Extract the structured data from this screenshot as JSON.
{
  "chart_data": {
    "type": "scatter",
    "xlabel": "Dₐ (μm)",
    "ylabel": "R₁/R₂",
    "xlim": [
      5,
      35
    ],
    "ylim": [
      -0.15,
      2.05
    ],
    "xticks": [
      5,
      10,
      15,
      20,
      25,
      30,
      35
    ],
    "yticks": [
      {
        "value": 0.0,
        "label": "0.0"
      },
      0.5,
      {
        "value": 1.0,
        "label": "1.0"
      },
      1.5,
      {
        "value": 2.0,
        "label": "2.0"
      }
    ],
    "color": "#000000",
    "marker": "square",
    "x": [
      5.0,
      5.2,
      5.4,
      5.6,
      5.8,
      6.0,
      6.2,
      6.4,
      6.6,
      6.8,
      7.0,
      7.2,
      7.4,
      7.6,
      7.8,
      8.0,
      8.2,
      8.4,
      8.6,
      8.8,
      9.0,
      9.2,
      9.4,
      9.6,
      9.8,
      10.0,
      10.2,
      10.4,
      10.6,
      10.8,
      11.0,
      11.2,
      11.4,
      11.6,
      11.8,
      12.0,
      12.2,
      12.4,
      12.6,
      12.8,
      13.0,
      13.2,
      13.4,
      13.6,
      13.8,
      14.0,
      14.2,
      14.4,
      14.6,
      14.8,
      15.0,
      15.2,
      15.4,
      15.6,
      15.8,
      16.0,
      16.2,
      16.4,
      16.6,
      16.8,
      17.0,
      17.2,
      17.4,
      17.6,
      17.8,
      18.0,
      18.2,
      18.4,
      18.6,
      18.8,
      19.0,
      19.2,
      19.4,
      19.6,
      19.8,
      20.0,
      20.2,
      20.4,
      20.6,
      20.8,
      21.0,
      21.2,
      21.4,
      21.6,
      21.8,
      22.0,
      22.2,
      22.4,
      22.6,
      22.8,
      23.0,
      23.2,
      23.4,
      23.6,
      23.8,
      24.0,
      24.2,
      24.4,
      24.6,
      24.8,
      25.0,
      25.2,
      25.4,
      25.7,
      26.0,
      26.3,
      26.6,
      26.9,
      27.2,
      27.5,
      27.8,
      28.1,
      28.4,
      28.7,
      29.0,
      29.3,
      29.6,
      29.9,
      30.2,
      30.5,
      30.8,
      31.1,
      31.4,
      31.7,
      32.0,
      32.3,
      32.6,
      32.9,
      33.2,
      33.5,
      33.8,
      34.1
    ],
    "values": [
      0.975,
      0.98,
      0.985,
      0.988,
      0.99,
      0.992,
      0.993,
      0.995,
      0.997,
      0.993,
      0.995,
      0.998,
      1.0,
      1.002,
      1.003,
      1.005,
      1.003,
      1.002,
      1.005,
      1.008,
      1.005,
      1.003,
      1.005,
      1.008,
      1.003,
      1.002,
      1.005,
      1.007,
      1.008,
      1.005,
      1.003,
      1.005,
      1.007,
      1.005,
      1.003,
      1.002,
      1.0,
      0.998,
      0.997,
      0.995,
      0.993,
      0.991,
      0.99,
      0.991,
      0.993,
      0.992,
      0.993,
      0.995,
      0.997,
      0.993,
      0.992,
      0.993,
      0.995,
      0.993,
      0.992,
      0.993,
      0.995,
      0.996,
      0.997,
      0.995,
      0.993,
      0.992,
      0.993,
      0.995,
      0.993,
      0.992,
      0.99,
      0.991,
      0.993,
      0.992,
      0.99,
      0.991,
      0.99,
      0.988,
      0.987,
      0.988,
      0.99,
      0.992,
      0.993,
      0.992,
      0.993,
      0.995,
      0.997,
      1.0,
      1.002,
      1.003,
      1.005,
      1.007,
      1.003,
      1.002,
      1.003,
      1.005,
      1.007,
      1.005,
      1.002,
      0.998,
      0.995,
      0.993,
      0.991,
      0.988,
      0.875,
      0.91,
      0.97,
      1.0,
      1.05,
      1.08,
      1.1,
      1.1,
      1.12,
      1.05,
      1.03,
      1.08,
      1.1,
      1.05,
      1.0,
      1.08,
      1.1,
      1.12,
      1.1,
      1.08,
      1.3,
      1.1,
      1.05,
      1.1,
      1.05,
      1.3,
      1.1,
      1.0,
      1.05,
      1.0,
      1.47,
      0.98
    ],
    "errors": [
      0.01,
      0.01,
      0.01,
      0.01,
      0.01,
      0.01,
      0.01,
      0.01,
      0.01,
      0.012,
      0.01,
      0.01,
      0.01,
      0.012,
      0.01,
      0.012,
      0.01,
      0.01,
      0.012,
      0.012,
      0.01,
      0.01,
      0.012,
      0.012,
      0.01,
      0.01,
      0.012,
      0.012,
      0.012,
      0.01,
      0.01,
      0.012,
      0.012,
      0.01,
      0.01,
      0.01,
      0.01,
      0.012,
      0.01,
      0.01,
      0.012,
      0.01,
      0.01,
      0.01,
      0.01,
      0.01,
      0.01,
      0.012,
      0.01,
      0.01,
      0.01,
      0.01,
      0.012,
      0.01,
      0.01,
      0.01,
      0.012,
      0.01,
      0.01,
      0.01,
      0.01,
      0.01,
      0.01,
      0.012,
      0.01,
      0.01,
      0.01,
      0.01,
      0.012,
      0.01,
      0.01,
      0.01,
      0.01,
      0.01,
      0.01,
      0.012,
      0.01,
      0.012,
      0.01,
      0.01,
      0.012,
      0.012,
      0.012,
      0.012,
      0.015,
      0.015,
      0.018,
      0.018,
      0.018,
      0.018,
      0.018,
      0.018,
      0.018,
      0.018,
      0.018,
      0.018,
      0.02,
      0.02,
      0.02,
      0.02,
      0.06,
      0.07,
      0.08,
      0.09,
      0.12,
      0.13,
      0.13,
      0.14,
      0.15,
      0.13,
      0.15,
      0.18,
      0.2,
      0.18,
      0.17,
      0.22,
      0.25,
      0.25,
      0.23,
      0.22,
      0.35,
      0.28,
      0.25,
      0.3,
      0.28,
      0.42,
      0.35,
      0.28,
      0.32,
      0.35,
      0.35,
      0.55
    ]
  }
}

....

Copy out every entry again, exactly as it was given.

THE COMPLETED TASK:
Extract the structured data from this screenshot as JSON.
{
  "chart_data": {
    "type": "scatter",
    "xlabel": "Dₐ (μm)",
    "ylabel": "R₁/R₂",
    "xlim": [
      5,
      35
    ],
    "ylim": [
      -0.15,
      2.05
    ],
    "xticks": [
      5,
      10,
      15,
      20,
      25,
      30,
      35
    ],
    "yticks": [
      {
        "value": 0.0,
        "label": "0.0"
      },
      0.5,
      {
        "value": 1.0,
        "label": "1.0"
      },
      1.5,
      {
        "value": 2.0,
        "label": "2.0"
      }
    ],
    "color": "#000000",
    "marker": "square",
    "x": [
      5.0,
      5.2,
      5.4,
      5.6,
      5.8,
      6.0,
      6.2,
      6.4,
      6.6,
      6.8,
      7.0,
      7.2,
      7.4,
      7.6,
      7.8,
      8.0,
      8.2,
      8.4,
      8.6,
      8.8,
      9.0,
      9.2,
      9.4,
      9.6,
      9.8,
      10.0,
      10.2,
      10.4,
      10.6,
      10.8,
      11.0,
      11.2,
      11.4,
      11.6,
      11.8,
      12.0,
      12.2,
      12.4,
      12.6,
      12.8,
      13.0,
      13.2,
      13.4,
      13.6,
      13.8,
      14.0,
      14.2,
      14.4,
      14.6,
      14.8,
      15.0,
      15.2,
      15.4,
      15.6,
      15.8,
      16.0,
      16.2,
      16.4,
      16.6,
      16.8,
      17.0,
      17.2,
      17.4,
      17.6,
      17.8,
      18.0,
      18.2,
      18.4,
      18.6,
      18.8,
      19.0,
      19.2,
      19.4,
      19.6,
      19.8,
      20.0,
      20.2,
      20.4,
      20.6,
      20.8,
      21.0,
      21.2,
      21.4,
      21.6,
      21.8,
      22.0,
      22.2,
      22.4,
      22.6,
      22.8,
      23.0,
      23.2,
      23.4,
      23.6,
      23.8,
      24.0,
      24.2,
      24.4,
      24.6,
      24.8,
      25.0,
      25.2,
      25.4,
      25.7,
      26.0,
      26.3,
      26.6,
      26.9,
      27.2,
      27.5,
      27.8,
      28.1,
      28.4,
      28.7,
      29.0,
      29.3,
      29.6,
      29.9,
      30.2,
      30.5,
      30.8,
      31.1,
      31.4,
      31.7,
      32.0,
      32.3,
      32.6,
      32.9,
      33.2,
      33.5,
      33.8,
      34.1
    ],
    "values": [
      0.975,
      0.98,
      0.985,
      0.988,
      0.99,
      0.992,
      0.993,
      0.995,
      0.997,
      0.993,
      0.995,
      0.998,
      1.0,
      1.002,
      1.003,
      1.005,
      1.003,
      1.002,
      1.005,
      1.008,
      1.005,
      1.003,
      1.005,
      1.008,
      1.003,
      1.002,
      1.005,
      1.007,
      1.008,
      1.005,
      1.003,
      1.005,
      1.007,
      1.005,
      1.003,
      1.002,
      1.0,
      0.998,
      0.997,
      0.995,
      0.993,
      0.991,
      0.99,
      0.991,
      0.993,
      0.992,
      0.993,
      0.995,
      0.997,
      0.993,
      0.992,
      0.993,
      0.995,
      0.993,
      0.992,
      0.993,
      0.995,
      0.996,
      0.997,
      0.995,
      0.993,
      0.992,
      0.993,
      0.995,
      0.993,
      0.992,
      0.99,
      0.991,
      0.993,
      0.992,
      0.99,
      0.991,
      0.99,
      0.988,
      0.987,
      0.988,
      0.99,
      0.992,
      0.993,
      0.992,
      0.993,
      0.995,
      0.997,
      1.0,
      1.002,
      1.003,
      1.005,
      1.007,
      1.003,
      1.002,
      1.003,
      1.005,
      1.007,
      1.005,
      1.002,
      0.998,
      0.995,
      0.993,
      0.991,
      0.988,
      0.875,
      0.91,
      0.97,
      1.0,
      1.05,
      1.08,
      1.1,
      1.1,
      1.12,
      1.05,
      1.03,
      1.08,
      1.1,
      1.05,
      1.0,
      1.08,
      1.1,
      1.12,
      1.1,
      1.08,
      1.3,
      1.1,
      1.05,
      1.1,
      1.05,
      1.3,
      1.1,
      1.0,
      1.05,
      1.0,
      1.47,
      0.98
    ],
    "errors": [
      0.01,
      0.01,
      0.01,
      0.01,
      0.01,
      0.01,
      0.01,
      0.01,
      0.01,
      0.012,
      0.01,
      0.01,
      0.01,
      0.012,
      0.01,
      0.012,
      0.01,
      0.01,
      0.012,
      0.012,
      0.01,
      0.01,
      0.012,
      0.012,
      0.01,
      0.01,
      0.012,
      0.012,
      0.012,
      0.01,
      0.01,
      0.012,
      0.012,
      0.01,
      0.01,
      0.01,
      0.01,
      0.012,
      0.01,
      0.01,
      0.012,
      0.01,
      0.01,
      0.01,
      0.01,
      0.01,
      0.01,
      0.012,
      0.01,
      0.01,
      0.01,
      0.01,
      0.012,
      0.01,
      0.01,
      0.01,
      0.012,
      0.01,
      0.01,
      0.01,
      0.01,
      0.01,
      0.01,
      0.012,
      0.01,
      0.01,
      0.01,
      0.01,
      0.012,
      0.01,
      0.01,
      0.01,
      0.01,
      0.01,
      0.01,
      0.012,
      0.01,
      0.012,
      0.01,
      0.01,
      0.012,
      0.012,
      0.012,
      0.012,
      0.015,
      0.015,
      0.018,
      0.018,
      0.018,
      0.018,
      0.018,
      0.018,
      0.018,
      0.018,
      0.018,
      0.018,
      0.02,
      0.02,
      0.02,
      0.02,
      0.06,
      0.07,
      0.08,
      0.09,
      0.12,
      0.13,
      0.13,
      0.14,
      0.15,
      0.13,
      0.15,
      0.18,
      0.2,
      0.18,
      0.17,
      0.22,
      0.25,
      0.25,
      0.23,
      0.22,
      0.35,
      0.28,
      0.25,
      0.3,
      0.28,
      0.42,
      0.35,
      0.28,
      0.32,
      0.35,
      0.35,
      0.55
    ]
  }
}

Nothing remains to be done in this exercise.